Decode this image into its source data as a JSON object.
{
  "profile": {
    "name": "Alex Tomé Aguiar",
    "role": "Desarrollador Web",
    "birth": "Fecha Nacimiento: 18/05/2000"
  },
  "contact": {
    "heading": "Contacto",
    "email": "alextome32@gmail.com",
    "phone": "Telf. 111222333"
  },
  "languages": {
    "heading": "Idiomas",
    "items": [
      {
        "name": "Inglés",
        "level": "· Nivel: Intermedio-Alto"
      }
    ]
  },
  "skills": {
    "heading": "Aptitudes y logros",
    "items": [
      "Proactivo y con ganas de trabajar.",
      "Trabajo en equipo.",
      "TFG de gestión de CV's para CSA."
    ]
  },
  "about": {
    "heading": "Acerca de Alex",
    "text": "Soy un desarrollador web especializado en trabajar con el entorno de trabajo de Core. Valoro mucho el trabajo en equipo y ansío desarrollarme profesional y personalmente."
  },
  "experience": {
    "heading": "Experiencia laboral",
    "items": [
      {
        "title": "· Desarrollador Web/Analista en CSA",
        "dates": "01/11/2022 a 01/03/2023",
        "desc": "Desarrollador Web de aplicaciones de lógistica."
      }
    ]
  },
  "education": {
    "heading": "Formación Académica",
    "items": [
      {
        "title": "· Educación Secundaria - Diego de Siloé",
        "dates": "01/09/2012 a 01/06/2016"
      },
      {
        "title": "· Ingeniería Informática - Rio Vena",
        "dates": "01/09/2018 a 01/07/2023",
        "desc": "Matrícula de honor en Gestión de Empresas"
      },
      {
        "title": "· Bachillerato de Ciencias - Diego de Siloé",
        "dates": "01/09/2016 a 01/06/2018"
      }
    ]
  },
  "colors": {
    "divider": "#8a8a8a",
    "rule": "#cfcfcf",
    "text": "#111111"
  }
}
★ ★ ★ ★ ★ ★ ★
Task details =
Copy out every line of the material above that mentions the word "title".

Solved problem =
        "title": "· Desarrollador Web/Analista en CSA",
        "title": "· Educación Secundaria - Diego de Siloé",
        "title": "· Ingeniería Informática - Rio Vena",
        "title": "· Bachillerato de Ciencias - Diego de Siloé",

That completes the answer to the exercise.